- **Challenge**: Report, word for word, every line of the material that contains "JSON".

** start of Records provided **

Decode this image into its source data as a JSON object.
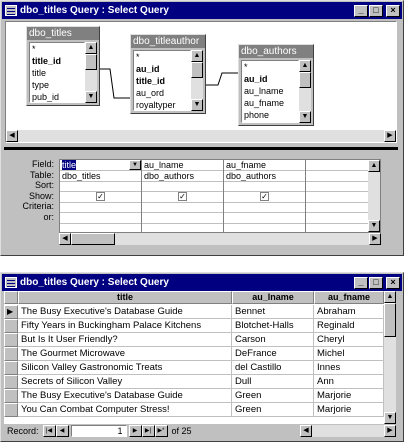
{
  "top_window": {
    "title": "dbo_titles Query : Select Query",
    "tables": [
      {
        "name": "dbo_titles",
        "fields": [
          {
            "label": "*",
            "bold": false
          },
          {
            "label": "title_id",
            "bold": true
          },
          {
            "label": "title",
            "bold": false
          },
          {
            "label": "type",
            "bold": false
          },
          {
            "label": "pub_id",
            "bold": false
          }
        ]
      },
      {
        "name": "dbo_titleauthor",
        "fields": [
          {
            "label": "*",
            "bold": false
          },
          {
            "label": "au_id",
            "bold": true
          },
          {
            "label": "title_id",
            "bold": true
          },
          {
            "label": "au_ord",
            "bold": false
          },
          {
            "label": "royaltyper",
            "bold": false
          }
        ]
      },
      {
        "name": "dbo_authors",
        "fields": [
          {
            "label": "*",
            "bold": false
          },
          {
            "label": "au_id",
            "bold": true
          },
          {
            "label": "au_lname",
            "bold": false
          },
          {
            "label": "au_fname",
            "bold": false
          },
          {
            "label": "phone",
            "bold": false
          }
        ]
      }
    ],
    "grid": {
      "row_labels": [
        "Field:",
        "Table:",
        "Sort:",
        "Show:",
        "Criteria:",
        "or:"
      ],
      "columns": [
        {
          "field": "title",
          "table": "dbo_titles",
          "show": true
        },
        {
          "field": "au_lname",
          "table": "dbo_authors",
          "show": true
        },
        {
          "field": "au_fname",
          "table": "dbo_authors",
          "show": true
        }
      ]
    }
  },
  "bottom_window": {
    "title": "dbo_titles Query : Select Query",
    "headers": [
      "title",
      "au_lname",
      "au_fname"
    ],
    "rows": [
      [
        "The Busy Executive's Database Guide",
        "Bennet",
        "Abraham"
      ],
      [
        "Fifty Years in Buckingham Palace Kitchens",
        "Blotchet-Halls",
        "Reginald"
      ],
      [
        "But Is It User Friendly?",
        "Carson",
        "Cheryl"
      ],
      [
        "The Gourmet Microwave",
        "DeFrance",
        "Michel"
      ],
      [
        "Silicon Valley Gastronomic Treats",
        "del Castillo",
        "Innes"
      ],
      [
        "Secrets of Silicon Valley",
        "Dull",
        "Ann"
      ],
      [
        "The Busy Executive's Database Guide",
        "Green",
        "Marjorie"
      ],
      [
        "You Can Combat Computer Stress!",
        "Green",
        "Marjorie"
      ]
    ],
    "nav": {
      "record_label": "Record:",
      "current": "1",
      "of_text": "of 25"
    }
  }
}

** end of Records provided **
** start of Records provided **

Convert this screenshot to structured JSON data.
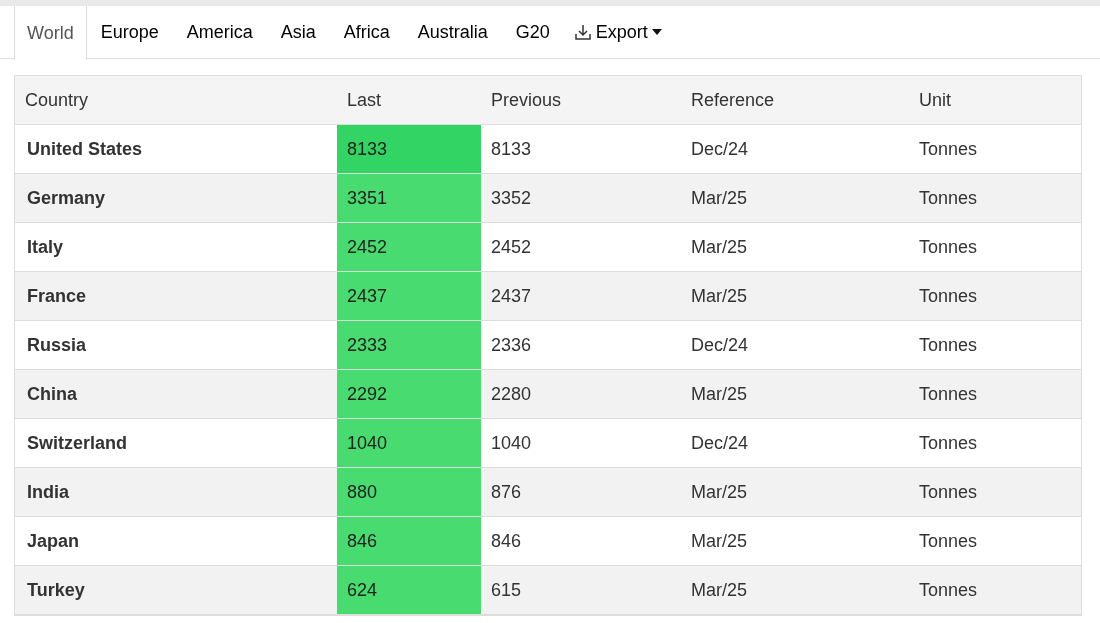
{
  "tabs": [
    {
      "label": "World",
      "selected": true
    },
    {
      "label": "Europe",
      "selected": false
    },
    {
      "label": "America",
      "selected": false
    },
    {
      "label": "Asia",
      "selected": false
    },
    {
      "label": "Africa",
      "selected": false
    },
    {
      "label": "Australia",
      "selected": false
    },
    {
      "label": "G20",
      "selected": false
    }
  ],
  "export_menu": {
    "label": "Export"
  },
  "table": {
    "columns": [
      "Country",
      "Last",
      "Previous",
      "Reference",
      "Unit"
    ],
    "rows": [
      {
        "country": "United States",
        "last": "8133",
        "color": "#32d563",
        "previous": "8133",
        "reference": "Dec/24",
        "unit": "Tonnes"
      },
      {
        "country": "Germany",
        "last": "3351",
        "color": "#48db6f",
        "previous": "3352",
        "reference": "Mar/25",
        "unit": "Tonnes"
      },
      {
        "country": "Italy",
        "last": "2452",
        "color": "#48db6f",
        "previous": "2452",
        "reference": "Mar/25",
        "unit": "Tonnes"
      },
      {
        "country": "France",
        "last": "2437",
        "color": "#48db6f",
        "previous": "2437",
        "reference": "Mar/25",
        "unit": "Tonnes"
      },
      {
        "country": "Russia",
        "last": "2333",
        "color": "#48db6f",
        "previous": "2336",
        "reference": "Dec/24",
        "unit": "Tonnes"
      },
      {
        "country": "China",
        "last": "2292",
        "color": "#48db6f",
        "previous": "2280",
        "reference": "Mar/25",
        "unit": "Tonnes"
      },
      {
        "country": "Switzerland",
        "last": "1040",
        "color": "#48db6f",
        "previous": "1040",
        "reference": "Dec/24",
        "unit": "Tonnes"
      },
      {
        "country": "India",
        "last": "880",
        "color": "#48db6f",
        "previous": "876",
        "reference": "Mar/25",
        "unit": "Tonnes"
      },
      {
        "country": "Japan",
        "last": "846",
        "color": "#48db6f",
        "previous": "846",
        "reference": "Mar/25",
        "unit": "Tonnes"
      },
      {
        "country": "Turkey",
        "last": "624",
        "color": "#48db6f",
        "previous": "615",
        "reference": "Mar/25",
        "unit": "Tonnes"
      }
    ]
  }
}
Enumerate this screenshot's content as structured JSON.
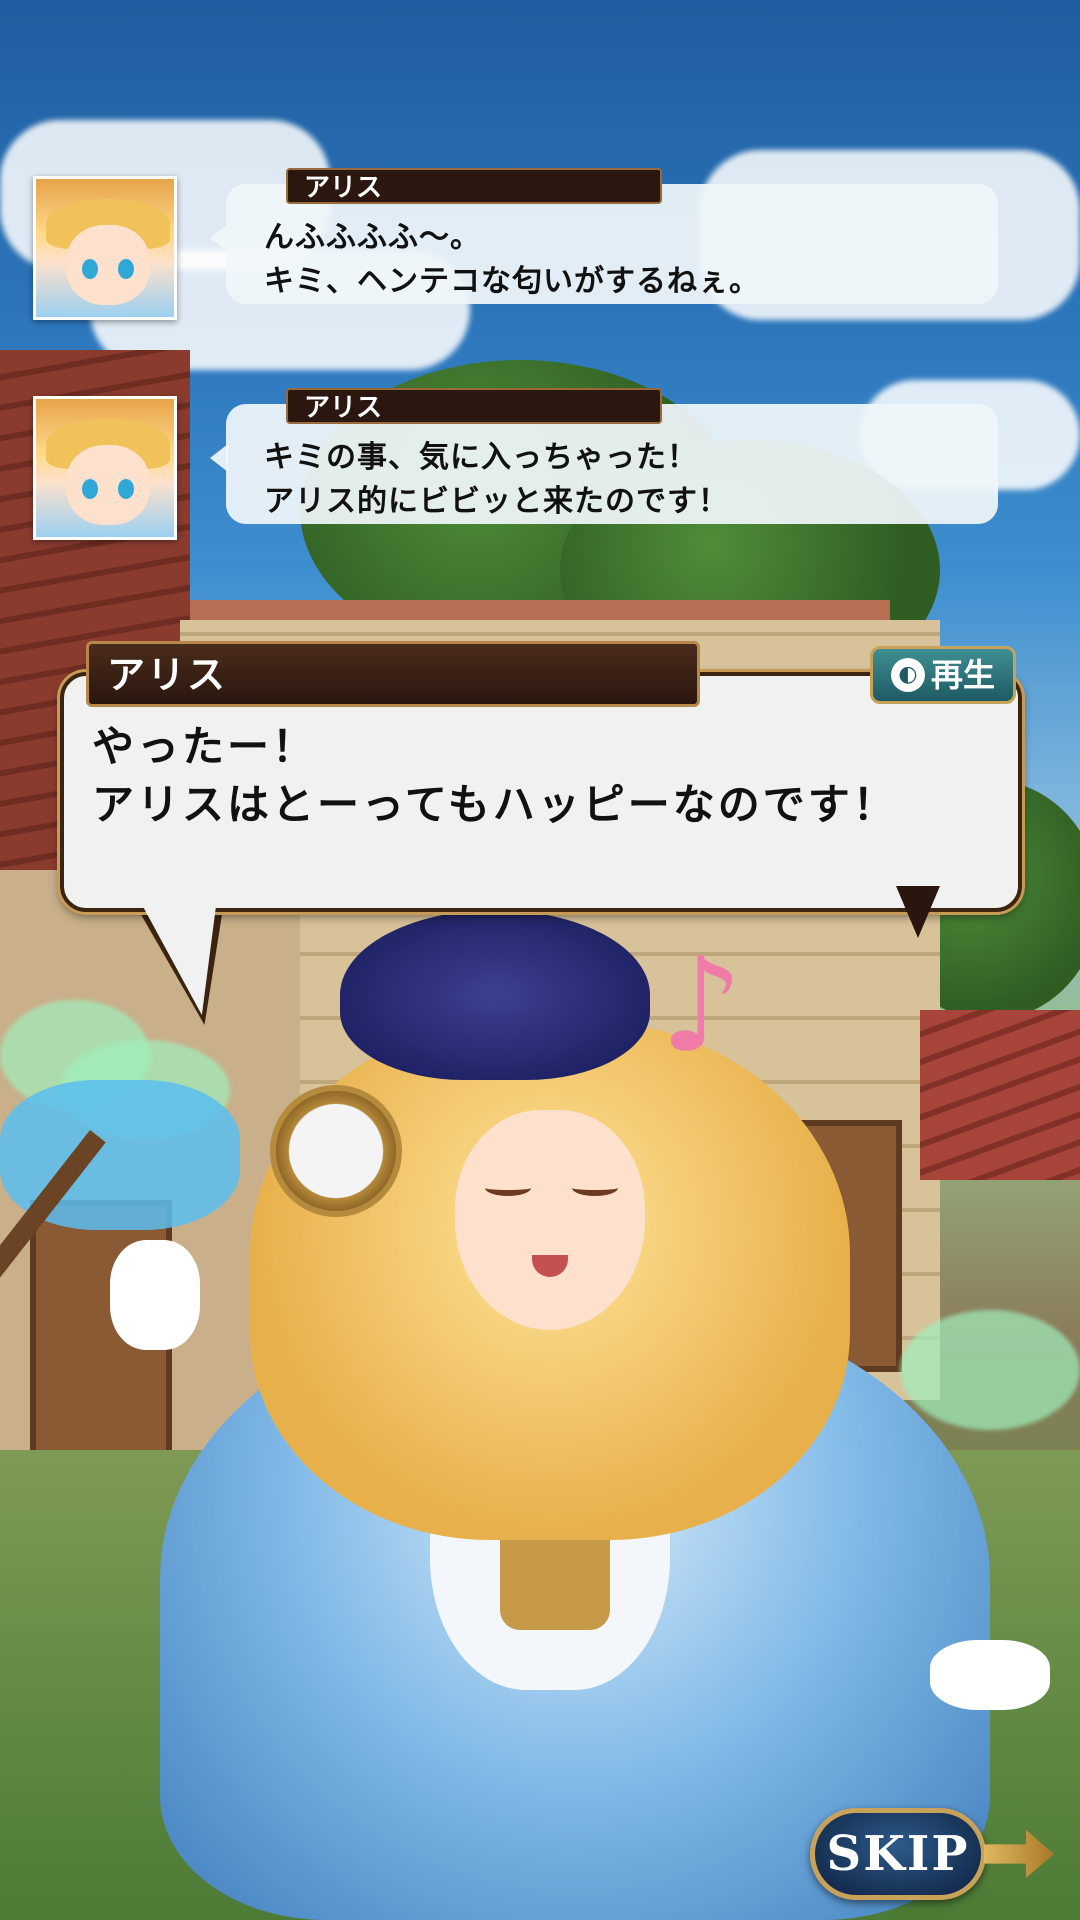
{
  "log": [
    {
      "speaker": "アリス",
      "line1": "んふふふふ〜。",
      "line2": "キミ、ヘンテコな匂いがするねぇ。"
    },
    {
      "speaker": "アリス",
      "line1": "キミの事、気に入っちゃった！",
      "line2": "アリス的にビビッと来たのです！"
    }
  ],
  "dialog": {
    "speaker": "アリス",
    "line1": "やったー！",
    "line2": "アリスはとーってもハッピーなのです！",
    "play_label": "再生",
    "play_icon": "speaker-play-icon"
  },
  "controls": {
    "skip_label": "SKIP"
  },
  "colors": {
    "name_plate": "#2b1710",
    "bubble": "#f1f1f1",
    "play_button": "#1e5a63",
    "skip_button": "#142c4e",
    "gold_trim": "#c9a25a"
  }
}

** end of Records provided **

- **Solution to this problem**:
Decode this image into its source data as a JSON object.
Convert this screenshot to structured JSON data.
Enumerate this screenshot's content as structured JSON.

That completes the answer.